### [Direction]
Comb through the entries for "ЧАСТЬ" and pull out each line that holds it.

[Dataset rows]
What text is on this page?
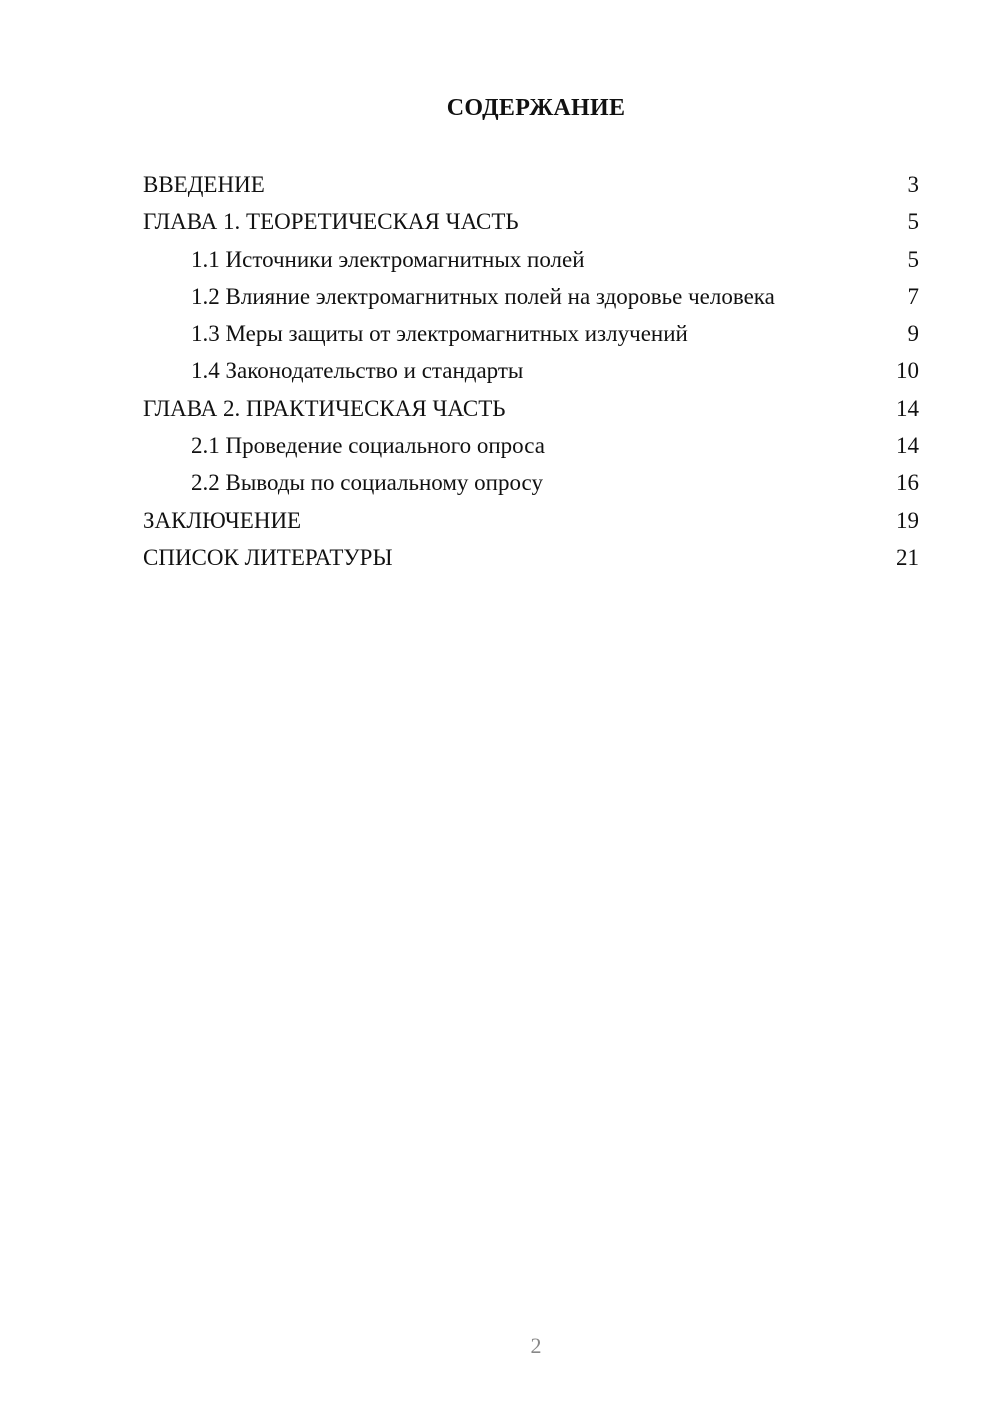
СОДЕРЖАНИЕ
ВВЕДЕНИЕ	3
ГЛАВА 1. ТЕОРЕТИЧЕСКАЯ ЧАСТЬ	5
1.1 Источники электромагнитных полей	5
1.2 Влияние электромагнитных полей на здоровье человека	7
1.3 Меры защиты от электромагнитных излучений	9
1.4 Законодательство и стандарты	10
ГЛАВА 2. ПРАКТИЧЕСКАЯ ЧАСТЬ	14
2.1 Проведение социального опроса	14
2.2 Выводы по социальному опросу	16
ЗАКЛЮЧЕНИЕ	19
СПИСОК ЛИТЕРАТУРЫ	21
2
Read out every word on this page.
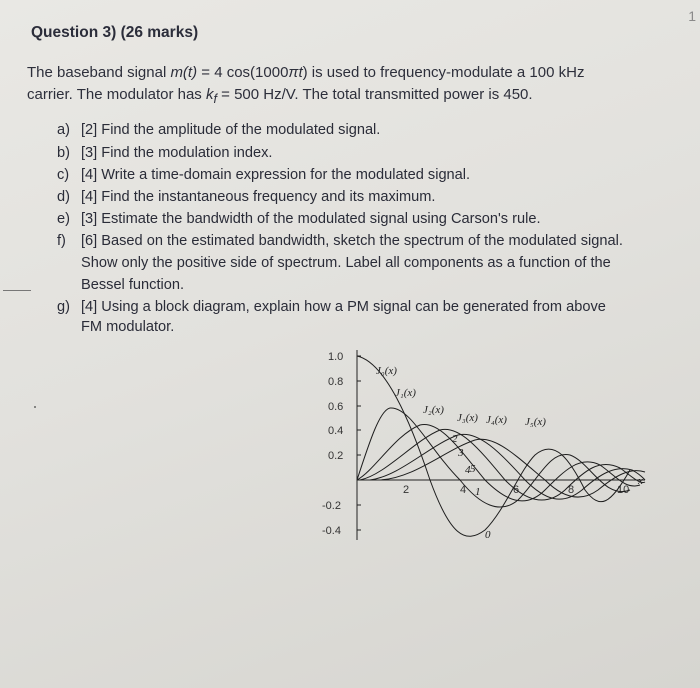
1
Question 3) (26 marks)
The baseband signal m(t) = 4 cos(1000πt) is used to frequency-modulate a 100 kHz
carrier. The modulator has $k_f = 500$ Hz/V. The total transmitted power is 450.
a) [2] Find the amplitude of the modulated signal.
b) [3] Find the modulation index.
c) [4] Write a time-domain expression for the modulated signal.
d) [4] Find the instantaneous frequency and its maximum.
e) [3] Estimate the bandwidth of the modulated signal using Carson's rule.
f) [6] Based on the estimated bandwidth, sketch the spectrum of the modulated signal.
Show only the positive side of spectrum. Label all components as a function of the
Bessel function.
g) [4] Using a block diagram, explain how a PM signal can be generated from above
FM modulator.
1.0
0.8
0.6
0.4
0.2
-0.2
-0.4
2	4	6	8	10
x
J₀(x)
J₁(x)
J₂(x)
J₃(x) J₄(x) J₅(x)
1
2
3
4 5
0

==

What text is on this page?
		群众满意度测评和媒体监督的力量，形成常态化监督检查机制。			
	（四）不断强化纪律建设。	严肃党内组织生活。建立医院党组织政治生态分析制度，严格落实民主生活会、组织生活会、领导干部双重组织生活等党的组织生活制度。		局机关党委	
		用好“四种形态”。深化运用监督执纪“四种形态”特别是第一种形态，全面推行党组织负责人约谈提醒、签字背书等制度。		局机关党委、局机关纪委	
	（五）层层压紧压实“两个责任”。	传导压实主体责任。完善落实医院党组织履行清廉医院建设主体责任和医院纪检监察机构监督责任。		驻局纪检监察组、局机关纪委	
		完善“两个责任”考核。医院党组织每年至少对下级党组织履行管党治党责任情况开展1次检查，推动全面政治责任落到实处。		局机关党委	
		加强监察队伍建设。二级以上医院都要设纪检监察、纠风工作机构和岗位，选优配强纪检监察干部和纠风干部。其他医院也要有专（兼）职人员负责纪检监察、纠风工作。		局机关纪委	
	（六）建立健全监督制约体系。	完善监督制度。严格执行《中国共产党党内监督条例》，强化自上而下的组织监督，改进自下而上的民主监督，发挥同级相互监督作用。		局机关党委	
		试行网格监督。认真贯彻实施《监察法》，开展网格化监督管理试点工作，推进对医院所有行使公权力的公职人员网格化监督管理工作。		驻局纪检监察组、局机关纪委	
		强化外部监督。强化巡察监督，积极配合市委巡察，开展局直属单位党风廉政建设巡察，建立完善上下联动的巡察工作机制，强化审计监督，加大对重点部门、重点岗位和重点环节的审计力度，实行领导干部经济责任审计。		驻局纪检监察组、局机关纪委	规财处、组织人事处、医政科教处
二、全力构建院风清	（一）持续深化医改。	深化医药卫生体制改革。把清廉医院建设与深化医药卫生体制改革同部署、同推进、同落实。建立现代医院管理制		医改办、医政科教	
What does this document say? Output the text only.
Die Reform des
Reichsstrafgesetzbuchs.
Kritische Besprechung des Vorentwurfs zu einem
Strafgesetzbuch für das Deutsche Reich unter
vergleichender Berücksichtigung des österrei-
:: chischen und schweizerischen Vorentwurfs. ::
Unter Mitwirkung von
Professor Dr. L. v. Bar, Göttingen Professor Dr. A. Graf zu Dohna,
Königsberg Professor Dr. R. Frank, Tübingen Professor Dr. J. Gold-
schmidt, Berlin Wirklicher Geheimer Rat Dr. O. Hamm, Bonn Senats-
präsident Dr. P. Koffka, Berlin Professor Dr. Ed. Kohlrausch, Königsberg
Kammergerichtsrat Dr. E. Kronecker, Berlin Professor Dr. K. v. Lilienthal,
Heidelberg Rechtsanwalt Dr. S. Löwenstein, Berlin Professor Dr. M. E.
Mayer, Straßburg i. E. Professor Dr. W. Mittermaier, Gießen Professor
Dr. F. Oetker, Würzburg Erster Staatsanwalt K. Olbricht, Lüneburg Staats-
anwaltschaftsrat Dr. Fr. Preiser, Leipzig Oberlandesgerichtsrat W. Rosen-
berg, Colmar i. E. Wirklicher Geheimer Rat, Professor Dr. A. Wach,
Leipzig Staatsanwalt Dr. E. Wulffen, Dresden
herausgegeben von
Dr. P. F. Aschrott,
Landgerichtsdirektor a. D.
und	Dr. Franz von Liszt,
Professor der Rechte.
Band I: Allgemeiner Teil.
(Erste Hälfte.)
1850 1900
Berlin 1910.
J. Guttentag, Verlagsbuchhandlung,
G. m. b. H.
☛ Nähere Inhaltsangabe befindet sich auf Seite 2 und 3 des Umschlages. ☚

### [Response to the task]
ГЛАВА 1. ТЕОРЕТИЧЕСКАЯ ЧАСТЬ	5
ГЛАВА 2. ПРАКТИЧЕСКАЯ ЧАСТЬ	14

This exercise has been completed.